▸ **Data records**
══════════

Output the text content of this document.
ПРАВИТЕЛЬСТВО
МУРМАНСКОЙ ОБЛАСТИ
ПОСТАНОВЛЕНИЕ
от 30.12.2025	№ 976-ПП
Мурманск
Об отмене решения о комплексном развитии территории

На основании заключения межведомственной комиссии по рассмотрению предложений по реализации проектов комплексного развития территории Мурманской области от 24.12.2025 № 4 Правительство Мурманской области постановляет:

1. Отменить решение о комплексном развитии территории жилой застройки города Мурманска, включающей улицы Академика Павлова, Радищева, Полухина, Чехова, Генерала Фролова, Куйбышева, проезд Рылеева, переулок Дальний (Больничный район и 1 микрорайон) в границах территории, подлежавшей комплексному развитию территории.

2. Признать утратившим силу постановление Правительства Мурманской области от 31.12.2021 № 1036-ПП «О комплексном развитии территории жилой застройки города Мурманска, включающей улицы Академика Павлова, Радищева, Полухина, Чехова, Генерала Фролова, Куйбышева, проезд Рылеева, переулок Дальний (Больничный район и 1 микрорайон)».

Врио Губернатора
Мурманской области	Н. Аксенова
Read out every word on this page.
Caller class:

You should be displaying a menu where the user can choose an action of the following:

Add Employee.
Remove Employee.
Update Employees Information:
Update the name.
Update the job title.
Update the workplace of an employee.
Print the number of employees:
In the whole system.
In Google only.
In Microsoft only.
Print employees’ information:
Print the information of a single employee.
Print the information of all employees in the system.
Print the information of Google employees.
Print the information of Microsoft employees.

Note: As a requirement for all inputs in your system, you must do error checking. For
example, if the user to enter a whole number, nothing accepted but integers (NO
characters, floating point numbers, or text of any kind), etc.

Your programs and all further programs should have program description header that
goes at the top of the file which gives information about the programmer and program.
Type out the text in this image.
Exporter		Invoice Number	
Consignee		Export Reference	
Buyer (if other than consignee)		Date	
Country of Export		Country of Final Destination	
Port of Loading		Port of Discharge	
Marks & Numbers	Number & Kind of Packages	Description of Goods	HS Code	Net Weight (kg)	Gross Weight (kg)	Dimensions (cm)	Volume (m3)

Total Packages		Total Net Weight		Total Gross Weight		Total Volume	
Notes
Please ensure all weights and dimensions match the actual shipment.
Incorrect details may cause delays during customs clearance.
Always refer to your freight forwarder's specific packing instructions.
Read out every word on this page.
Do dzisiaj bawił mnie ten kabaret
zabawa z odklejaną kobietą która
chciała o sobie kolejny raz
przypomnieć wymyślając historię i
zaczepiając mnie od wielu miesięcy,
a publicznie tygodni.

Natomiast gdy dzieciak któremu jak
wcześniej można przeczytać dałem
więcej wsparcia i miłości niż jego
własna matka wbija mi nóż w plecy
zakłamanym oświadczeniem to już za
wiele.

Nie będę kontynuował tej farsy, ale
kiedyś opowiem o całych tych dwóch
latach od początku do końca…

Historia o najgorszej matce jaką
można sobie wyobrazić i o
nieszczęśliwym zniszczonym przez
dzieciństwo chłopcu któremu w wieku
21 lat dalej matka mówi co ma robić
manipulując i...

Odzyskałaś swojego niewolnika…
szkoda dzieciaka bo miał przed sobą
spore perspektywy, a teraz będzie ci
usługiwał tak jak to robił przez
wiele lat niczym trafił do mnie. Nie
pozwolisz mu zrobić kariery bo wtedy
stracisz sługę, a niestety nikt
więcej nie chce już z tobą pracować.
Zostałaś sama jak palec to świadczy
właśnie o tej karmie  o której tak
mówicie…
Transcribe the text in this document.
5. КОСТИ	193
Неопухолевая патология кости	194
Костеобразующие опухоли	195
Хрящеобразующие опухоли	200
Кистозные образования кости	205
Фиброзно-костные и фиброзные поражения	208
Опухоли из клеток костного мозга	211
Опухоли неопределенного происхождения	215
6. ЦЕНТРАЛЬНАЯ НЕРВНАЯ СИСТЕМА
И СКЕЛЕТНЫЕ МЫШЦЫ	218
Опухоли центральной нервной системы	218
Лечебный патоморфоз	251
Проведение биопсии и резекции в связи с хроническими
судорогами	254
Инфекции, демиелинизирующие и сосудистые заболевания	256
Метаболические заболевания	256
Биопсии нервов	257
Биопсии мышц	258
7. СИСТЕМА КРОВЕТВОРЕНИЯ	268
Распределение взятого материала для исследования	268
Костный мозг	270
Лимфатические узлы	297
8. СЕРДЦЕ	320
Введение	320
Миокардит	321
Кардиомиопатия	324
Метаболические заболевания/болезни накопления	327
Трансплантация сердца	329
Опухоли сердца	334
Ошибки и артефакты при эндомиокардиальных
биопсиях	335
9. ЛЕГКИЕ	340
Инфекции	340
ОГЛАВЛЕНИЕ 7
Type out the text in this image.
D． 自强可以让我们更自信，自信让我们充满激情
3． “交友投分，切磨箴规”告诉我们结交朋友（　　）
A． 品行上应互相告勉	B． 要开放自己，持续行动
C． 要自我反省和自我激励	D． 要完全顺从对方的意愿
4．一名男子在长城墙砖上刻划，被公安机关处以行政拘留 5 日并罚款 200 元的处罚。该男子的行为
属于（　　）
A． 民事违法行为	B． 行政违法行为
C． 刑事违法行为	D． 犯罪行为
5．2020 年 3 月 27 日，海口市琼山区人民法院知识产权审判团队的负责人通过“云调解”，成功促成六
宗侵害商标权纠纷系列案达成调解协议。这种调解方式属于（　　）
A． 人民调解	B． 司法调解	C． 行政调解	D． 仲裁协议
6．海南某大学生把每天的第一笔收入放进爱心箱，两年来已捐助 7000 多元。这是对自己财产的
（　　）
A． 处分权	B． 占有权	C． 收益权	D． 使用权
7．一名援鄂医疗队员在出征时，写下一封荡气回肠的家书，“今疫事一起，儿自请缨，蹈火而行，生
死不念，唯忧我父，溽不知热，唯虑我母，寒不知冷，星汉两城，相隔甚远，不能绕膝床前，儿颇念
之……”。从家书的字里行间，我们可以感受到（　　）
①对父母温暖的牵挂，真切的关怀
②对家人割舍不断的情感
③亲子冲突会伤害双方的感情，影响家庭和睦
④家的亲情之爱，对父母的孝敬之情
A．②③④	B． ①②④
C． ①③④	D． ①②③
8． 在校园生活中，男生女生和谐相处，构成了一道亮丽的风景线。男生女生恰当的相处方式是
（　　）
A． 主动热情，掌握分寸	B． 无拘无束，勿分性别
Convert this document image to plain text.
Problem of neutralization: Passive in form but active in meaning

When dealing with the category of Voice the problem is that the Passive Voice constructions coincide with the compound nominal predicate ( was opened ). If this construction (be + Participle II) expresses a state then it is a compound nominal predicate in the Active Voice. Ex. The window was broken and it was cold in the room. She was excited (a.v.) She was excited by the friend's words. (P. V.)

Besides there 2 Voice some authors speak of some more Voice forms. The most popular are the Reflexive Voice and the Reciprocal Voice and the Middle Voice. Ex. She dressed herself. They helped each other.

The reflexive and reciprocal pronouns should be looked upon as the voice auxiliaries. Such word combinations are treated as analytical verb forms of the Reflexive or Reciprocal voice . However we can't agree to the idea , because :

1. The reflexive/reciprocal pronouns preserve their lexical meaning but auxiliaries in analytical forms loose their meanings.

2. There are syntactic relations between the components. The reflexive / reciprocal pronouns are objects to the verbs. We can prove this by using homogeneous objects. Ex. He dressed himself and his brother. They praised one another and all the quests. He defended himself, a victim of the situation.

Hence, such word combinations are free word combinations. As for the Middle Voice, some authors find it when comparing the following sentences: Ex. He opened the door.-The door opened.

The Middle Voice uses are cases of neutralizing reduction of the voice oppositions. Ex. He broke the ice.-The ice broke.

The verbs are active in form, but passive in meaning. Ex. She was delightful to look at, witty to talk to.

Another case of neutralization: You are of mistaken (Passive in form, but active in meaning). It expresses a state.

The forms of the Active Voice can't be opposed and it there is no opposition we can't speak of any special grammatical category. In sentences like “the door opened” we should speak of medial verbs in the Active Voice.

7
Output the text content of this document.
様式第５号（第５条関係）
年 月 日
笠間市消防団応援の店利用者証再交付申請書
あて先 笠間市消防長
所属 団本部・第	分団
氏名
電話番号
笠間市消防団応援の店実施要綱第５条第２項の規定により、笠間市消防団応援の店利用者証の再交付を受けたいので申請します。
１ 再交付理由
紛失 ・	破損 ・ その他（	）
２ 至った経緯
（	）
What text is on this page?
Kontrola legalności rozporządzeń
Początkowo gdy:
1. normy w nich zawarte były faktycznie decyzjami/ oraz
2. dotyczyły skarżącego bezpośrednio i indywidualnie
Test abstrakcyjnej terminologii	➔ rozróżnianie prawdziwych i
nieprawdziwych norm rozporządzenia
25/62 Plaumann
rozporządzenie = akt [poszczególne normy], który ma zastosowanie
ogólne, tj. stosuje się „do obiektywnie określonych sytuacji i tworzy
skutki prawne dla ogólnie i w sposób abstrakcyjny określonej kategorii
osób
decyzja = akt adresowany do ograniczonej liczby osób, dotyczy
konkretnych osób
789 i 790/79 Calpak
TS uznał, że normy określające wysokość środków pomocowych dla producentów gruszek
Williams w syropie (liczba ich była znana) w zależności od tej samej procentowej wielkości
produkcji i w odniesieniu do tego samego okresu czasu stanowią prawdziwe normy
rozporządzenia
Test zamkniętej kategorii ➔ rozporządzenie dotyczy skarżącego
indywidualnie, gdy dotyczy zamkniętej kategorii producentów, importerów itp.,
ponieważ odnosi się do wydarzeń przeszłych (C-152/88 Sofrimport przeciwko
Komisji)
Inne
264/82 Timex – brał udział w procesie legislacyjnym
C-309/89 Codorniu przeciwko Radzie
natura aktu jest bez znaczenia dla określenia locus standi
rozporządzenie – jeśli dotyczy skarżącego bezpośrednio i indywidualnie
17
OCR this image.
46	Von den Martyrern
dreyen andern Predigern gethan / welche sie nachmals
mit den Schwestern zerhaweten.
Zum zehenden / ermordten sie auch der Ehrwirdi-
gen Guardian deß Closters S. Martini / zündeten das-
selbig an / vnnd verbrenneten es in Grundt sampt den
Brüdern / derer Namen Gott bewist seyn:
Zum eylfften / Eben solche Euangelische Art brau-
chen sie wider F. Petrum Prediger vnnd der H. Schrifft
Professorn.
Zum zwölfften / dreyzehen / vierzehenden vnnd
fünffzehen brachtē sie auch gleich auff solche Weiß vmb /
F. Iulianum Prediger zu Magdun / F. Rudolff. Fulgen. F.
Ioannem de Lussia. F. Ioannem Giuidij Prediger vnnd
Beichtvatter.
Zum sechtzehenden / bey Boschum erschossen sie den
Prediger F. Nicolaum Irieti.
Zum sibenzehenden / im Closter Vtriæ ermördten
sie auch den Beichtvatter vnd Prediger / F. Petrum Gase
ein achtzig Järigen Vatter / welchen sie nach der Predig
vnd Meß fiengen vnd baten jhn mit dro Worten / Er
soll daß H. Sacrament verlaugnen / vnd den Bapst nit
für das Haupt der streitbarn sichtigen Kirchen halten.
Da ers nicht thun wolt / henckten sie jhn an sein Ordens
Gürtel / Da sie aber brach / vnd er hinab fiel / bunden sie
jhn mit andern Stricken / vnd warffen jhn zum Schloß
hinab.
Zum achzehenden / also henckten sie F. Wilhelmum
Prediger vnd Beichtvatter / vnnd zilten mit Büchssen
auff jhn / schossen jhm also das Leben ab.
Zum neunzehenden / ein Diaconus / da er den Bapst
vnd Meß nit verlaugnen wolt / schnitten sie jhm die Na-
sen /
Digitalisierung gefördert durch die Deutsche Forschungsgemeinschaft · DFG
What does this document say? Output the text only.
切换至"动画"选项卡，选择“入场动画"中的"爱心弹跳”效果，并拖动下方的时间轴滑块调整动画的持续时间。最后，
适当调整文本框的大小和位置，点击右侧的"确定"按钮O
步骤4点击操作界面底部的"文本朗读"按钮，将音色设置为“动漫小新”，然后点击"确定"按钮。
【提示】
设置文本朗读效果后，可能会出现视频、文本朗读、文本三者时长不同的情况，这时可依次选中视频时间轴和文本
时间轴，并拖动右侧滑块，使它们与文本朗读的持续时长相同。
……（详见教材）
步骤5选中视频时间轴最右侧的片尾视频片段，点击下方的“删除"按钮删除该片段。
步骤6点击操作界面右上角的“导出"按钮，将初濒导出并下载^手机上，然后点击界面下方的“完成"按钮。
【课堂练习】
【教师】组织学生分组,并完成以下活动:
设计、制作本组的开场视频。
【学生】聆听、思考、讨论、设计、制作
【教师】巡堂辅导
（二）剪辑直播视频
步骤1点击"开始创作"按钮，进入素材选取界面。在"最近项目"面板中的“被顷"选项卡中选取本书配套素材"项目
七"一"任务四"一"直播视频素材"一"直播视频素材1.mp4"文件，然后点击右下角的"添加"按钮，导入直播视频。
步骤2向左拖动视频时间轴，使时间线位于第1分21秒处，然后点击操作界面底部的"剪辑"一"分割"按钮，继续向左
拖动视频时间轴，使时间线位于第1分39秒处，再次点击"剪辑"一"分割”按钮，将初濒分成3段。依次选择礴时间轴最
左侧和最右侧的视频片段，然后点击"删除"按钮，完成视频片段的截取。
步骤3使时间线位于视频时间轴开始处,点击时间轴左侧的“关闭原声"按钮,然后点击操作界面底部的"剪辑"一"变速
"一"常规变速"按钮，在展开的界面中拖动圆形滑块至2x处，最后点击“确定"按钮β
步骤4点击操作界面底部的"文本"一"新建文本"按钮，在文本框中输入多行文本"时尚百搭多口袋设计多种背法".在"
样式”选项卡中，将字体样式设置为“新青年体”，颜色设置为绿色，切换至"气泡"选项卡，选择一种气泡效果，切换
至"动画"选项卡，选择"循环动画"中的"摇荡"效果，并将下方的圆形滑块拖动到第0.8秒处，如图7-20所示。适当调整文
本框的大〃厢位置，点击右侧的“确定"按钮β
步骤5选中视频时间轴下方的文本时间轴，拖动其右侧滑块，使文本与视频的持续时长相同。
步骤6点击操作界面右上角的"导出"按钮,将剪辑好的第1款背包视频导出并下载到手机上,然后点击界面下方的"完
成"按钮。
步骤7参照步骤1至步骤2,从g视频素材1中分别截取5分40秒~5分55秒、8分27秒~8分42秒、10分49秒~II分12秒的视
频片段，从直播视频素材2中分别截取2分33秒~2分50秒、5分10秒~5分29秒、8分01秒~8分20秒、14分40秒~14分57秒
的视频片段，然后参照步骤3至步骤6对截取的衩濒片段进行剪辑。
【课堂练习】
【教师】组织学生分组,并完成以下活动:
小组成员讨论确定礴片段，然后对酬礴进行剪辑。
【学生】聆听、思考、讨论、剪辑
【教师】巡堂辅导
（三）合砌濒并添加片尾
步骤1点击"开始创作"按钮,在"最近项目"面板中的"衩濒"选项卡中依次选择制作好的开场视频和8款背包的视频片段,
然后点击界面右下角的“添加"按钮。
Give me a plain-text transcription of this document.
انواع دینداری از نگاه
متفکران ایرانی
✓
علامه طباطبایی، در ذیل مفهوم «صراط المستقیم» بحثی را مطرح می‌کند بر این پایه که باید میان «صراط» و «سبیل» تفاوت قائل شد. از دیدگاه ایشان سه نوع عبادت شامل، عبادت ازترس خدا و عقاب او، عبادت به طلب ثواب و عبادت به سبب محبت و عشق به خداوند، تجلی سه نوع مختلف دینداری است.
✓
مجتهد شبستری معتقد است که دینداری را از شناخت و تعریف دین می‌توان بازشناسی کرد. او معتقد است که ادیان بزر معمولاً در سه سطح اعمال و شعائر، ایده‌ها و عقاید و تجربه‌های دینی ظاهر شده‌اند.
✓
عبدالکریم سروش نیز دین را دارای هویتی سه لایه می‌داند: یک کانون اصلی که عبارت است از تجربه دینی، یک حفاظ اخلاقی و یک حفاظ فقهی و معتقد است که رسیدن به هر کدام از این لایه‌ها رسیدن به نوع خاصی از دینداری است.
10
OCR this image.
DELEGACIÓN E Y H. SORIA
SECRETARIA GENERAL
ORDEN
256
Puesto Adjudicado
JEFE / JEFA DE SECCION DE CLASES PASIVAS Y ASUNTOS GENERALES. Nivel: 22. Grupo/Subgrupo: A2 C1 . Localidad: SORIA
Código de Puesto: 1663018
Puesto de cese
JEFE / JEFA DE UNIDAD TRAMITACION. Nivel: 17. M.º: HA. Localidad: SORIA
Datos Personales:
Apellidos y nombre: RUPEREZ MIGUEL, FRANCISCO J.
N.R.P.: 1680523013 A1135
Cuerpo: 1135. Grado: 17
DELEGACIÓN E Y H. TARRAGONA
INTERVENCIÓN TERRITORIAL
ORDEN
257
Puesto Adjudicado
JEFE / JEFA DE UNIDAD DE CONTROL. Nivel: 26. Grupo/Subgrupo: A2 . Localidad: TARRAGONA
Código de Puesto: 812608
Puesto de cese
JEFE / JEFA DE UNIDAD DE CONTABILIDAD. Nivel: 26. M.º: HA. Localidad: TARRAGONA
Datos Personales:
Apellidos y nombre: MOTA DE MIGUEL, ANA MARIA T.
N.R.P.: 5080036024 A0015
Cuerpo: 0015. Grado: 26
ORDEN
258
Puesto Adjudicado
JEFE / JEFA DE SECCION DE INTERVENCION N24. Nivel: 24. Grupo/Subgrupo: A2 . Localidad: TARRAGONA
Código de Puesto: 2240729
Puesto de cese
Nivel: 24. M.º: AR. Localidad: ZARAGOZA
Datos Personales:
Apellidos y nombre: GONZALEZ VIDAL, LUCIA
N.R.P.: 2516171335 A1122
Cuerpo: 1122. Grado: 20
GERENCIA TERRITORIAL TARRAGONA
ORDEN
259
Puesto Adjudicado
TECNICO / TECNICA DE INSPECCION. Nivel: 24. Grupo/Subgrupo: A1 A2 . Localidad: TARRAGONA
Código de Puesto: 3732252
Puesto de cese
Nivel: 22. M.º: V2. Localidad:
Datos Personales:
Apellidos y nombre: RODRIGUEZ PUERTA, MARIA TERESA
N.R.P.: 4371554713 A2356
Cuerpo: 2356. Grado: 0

══════════

Only the lines from the one that contains "Give me a plain-text" through the last line should be repeated, each exactly as it stands, with both ends included.

Give me a plain-text transcription of this document.
انواع دینداری از نگاه
متفکران ایرانی
✓
علامه طباطبایی، در ذیل مفهوم «صراط المستقیم» بحثی را مطرح می‌کند بر این پایه که باید میان «صراط» و «سبیل» تفاوت قائل شد. از دیدگاه ایشان سه نوع عبادت شامل، عبادت ازترس خدا و عقاب او، عبادت به طلب ثواب و عبادت به سبب محبت و عشق به خداوند، تجلی سه نوع مختلف دینداری است.
✓
مجتهد شبستری معتقد است که دینداری را از شناخت و تعریف دین می‌توان بازشناسی کرد. او معتقد است که ادیان بزر معمولاً در سه سطح اعمال و شعائر، ایده‌ها و عقاید و تجربه‌های دینی ظاهر شده‌اند.
✓
عبدالکریم سروش نیز دین را دارای هویتی سه لایه می‌داند: یک کانون اصلی که عبارت است از تجربه دینی، یک حفاظ اخلاقی و یک حفاظ فقهی و معتقد است که رسیدن به هر کدام از این لایه‌ها رسیدن به نوع خاصی از دینداری است.
10
OCR this image.
DELEGACIÓN E Y H. SORIA
SECRETARIA GENERAL
ORDEN
256
Puesto Adjudicado
JEFE / JEFA DE SECCION DE CLASES PASIVAS Y ASUNTOS GENERALES. Nivel: 22. Grupo/Subgrupo: A2 C1 . Localidad: SORIA
Código de Puesto: 1663018
Puesto de cese
JEFE / JEFA DE UNIDAD TRAMITACION. Nivel: 17. M.º: HA. Localidad: SORIA
Datos Personales:
Apellidos y nombre: RUPEREZ MIGUEL, FRANCISCO J.
N.R.P.: 1680523013 A1135
Cuerpo: 1135. Grado: 17
DELEGACIÓN E Y H. TARRAGONA
INTERVENCIÓN TERRITORIAL
ORDEN
257
Puesto Adjudicado
JEFE / JEFA DE UNIDAD DE CONTROL. Nivel: 26. Grupo/Subgrupo: A2 . Localidad: TARRAGONA
Código de Puesto: 812608
Puesto de cese
JEFE / JEFA DE UNIDAD DE CONTABILIDAD. Nivel: 26. M.º: HA. Localidad: TARRAGONA
Datos Personales:
Apellidos y nombre: MOTA DE MIGUEL, ANA MARIA T.
N.R.P.: 5080036024 A0015
Cuerpo: 0015. Grado: 26
ORDEN
258
Puesto Adjudicado
JEFE / JEFA DE SECCION DE INTERVENCION N24. Nivel: 24. Grupo/Subgrupo: A2 . Localidad: TARRAGONA
Código de Puesto: 2240729
Puesto de cese
Nivel: 24. M.º: AR. Localidad: ZARAGOZA
Datos Personales:
Apellidos y nombre: GONZALEZ VIDAL, LUCIA
N.R.P.: 2516171335 A1122
Cuerpo: 1122. Grado: 20
GERENCIA TERRITORIAL TARRAGONA
ORDEN
259
Puesto Adjudicado
TECNICO / TECNICA DE INSPECCION. Nivel: 24. Grupo/Subgrupo: A1 A2 . Localidad: TARRAGONA
Código de Puesto: 3732252
Puesto de cese
Nivel: 22. M.º: V2. Localidad:
Datos Personales:
Apellidos y nombre: RODRIGUEZ PUERTA, MARIA TERESA
N.R.P.: 4371554713 A2356
Cuerpo: 2356. Grado: 0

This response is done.